## Task brief:
Give every line from the entries that contains "Cash".
•••••
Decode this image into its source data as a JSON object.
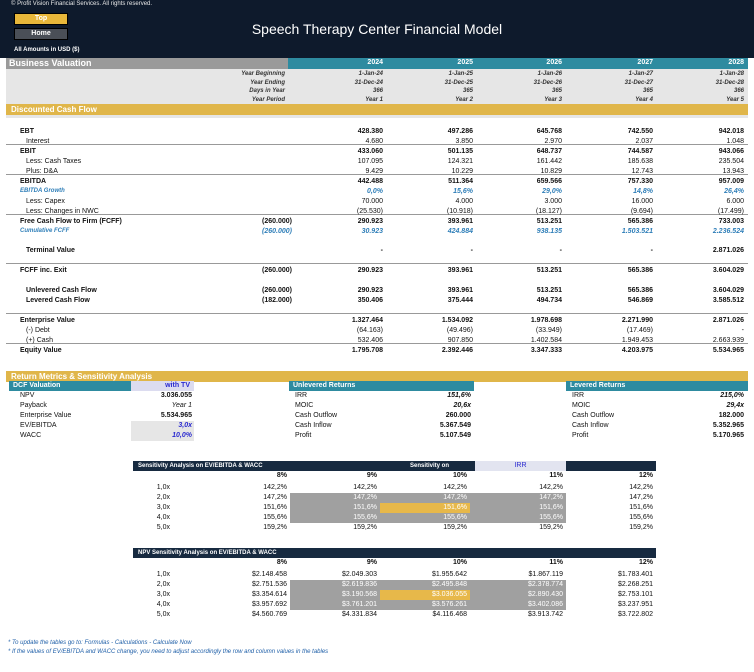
{
  "header": {
    "copyright": "© Profit Vision Financial Services. All rights reserved.",
    "top_button": "Top",
    "home_button": "Home",
    "title": "Speech Therapy Center Financial Model",
    "amounts": "All Amounts in  USD ($)"
  },
  "valuation": {
    "section_label": "Business Valuation",
    "years": [
      "2024",
      "2025",
      "2026",
      "2027",
      "2028"
    ],
    "period_rows": [
      {
        "label": "Year Beginning",
        "values": [
          "1-Jan-24",
          "1-Jan-25",
          "1-Jan-26",
          "1-Jan-27",
          "1-Jan-28"
        ]
      },
      {
        "label": "Year Ending",
        "values": [
          "31-Dec-24",
          "31-Dec-25",
          "31-Dec-26",
          "31-Dec-27",
          "31-Dec-28"
        ]
      },
      {
        "label": "Days in Year",
        "values": [
          "366",
          "365",
          "365",
          "365",
          "366"
        ]
      },
      {
        "label": "Year Period",
        "values": [
          "Year 1",
          "Year 2",
          "Year 3",
          "Year 4",
          "Year 5"
        ]
      }
    ]
  },
  "dcf": {
    "section_label": "Discounted Cash Flow",
    "rows": [
      {
        "label": "EBT",
        "v0": "",
        "vals": [
          "428.380",
          "497.286",
          "645.768",
          "742.550",
          "942.018"
        ],
        "style": "bold"
      },
      {
        "label": "Interest",
        "v0": "",
        "vals": [
          "4.680",
          "3.850",
          "2.970",
          "2.037",
          "1.048"
        ],
        "style": "indent"
      },
      {
        "label": "EBIT",
        "v0": "",
        "vals": [
          "433.060",
          "501.135",
          "648.737",
          "744.587",
          "943.066"
        ],
        "style": "bold"
      },
      {
        "label": "Less: Cash Taxes",
        "v0": "",
        "vals": [
          "107.095",
          "124.321",
          "161.442",
          "185.638",
          "235.504"
        ],
        "style": "indent"
      },
      {
        "label": "Plus: D&A",
        "v0": "",
        "vals": [
          "9.429",
          "10.229",
          "10.829",
          "12.743",
          "13.943"
        ],
        "style": "indent"
      },
      {
        "label": "EBITDA",
        "v0": "",
        "vals": [
          "442.488",
          "511.364",
          "659.566",
          "757.330",
          "957.009"
        ],
        "style": "bold"
      },
      {
        "label": "EBITDA Growth",
        "v0": "",
        "vals": [
          "0,0%",
          "15,6%",
          "29,0%",
          "14,8%",
          "26,4%"
        ],
        "style": "growth"
      },
      {
        "label": "Less: Capex",
        "v0": "",
        "vals": [
          "70.000",
          "4.000",
          "3.000",
          "16.000",
          "6.000"
        ],
        "style": "indent"
      },
      {
        "label": "Less: Changes in NWC",
        "v0": "",
        "vals": [
          "(25.530)",
          "(10.918)",
          "(18.127)",
          "(9.694)",
          "(17.499)"
        ],
        "style": "indent"
      },
      {
        "label": "Free Cash Flow to Firm (FCFF)",
        "v0": "(260.000)",
        "vals": [
          "290.923",
          "393.961",
          "513.251",
          "565.386",
          "733.003"
        ],
        "style": "bold"
      },
      {
        "label": "Cumulative FCFF",
        "v0": "(260.000)",
        "vals": [
          "30.923",
          "424.884",
          "938.135",
          "1.503.521",
          "2.236.524"
        ],
        "style": "growth"
      },
      {
        "label": "Terminal Value",
        "v0": "",
        "vals": [
          "-",
          "-",
          "-",
          "-",
          "2.871.026"
        ],
        "style": "boldind"
      },
      {
        "label": "FCFF inc. Exit",
        "v0": "(260.000)",
        "vals": [
          "290.923",
          "393.961",
          "513.251",
          "565.386",
          "3.604.029"
        ],
        "style": "bold"
      },
      {
        "label": "Unlevered Cash Flow",
        "v0": "(260.000)",
        "vals": [
          "290.923",
          "393.961",
          "513.251",
          "565.386",
          "3.604.029"
        ],
        "style": "boldind"
      },
      {
        "label": "Levered Cash Flow",
        "v0": "(182.000)",
        "vals": [
          "350.406",
          "375.444",
          "494.734",
          "546.869",
          "3.585.512"
        ],
        "style": "boldind"
      },
      {
        "label": "Enterprise Value",
        "v0": "",
        "vals": [
          "1.327.464",
          "1.534.092",
          "1.978.698",
          "2.271.990",
          "2.871.026"
        ],
        "style": "bold"
      },
      {
        "label": "(-) Debt",
        "v0": "",
        "vals": [
          "(64.163)",
          "(49.496)",
          "(33.949)",
          "(17.469)",
          "-"
        ],
        "style": "indent"
      },
      {
        "label": "(+) Cash",
        "v0": "",
        "vals": [
          "532.406",
          "907.850",
          "1.402.584",
          "1.949.453",
          "2.663.939"
        ],
        "style": "indent"
      },
      {
        "label": "Equity Value",
        "v0": "",
        "vals": [
          "1.795.708",
          "2.392.446",
          "3.347.333",
          "4.203.975",
          "5.534.965"
        ],
        "style": "bold"
      }
    ]
  },
  "returns": {
    "section_label": "Return Metrics & Sensitivity Analysis",
    "dcf_valuation": {
      "title": "DCF Valuation",
      "with_tv": "with TV",
      "rows": [
        {
          "label": "NPV",
          "value": "3.036.055"
        },
        {
          "label": "Payback",
          "value": "Year 1"
        },
        {
          "label": "Enterprise Value",
          "value": "5.534.965"
        },
        {
          "label": "EV/EBITDA",
          "value": "3,0x"
        },
        {
          "label": "WACC",
          "value": "10,0%"
        }
      ]
    },
    "unlevered": {
      "title": "Unlevered Returns",
      "rows": [
        {
          "label": "IRR",
          "value": "151,6%"
        },
        {
          "label": "MOIC",
          "value": "20,6x"
        },
        {
          "label": "Cash Outflow",
          "value": "260.000"
        },
        {
          "label": "Cash Inflow",
          "value": "5.367.549"
        },
        {
          "label": "Profit",
          "value": "5.107.549"
        }
      ]
    },
    "levered": {
      "title": "Levered Returns",
      "rows": [
        {
          "label": "IRR",
          "value": "215,0%"
        },
        {
          "label": "MOIC",
          "value": "29,4x"
        },
        {
          "label": "Cash Outflow",
          "value": "182.000"
        },
        {
          "label": "Cash Inflow",
          "value": "5.352.965"
        },
        {
          "label": "Profit",
          "value": "5.170.965"
        }
      ]
    }
  },
  "sens_irr": {
    "title": "Sensitivity Analysis on EV/EBITDA & WACC",
    "on_label": "Sensitivity on",
    "on_value": "IRR",
    "cols": [
      "8%",
      "9%",
      "10%",
      "11%",
      "12%"
    ],
    "rows": [
      {
        "label": "1,0x",
        "vals": [
          "142,2%",
          "142,2%",
          "142,2%",
          "142,2%",
          "142,2%"
        ]
      },
      {
        "label": "2,0x",
        "vals": [
          "147,2%",
          "147,2%",
          "147,2%",
          "147,2%",
          "147,2%"
        ]
      },
      {
        "label": "3,0x",
        "vals": [
          "151,6%",
          "151,6%",
          "151,6%",
          "151,6%",
          "151,6%"
        ]
      },
      {
        "label": "4,0x",
        "vals": [
          "155,6%",
          "155,6%",
          "155,6%",
          "155,6%",
          "155,6%"
        ]
      },
      {
        "label": "5,0x",
        "vals": [
          "159,2%",
          "159,2%",
          "159,2%",
          "159,2%",
          "159,2%"
        ]
      }
    ]
  },
  "sens_npv": {
    "title": "NPV Sensitivity Analysis on EV/EBITDA & WACC",
    "cols": [
      "8%",
      "9%",
      "10%",
      "11%",
      "12%"
    ],
    "rows": [
      {
        "label": "1,0x",
        "vals": [
          "$2.148.458",
          "$2.049.303",
          "$1.955.642",
          "$1.867.119",
          "$1.783.401"
        ]
      },
      {
        "label": "2,0x",
        "vals": [
          "$2.751.536",
          "$2.619.836",
          "$2.495.848",
          "$2.378.774",
          "$2.268.251"
        ]
      },
      {
        "label": "3,0x",
        "vals": [
          "$3.354.614",
          "$3.190.568",
          "$3.036.055",
          "$2.890.430",
          "$2.753.101"
        ]
      },
      {
        "label": "4,0x",
        "vals": [
          "$3.957.692",
          "$3.761.201",
          "$3.576.261",
          "$3.402.086",
          "$3.237.951"
        ]
      },
      {
        "label": "5,0x",
        "vals": [
          "$4.560.769",
          "$4.331.834",
          "$4.116.468",
          "$3.913.742",
          "$3.722.802"
        ]
      }
    ]
  },
  "footer": {
    "note1": "* To update the tables go to: Formulas - Calculations - Calculate Now",
    "note2": "* If the values of EV/EBITDA and WACC change, you need to adjust accordingly the row and column values in the tables"
  }
}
•••••
## Final result:
    "section_label": "Discounted Cash Flow",
        "label": "Less: Cash Taxes",
        "label": "Free Cash Flow to Firm (FCFF)",
        "label": "Unlevered Cash Flow",
        "label": "Levered Cash Flow",
        "label": "(+) Cash",
          "label": "Cash Outflow",
          "label": "Cash Inflow",
          "label": "Cash Outflow",
          "label": "Cash Inflow",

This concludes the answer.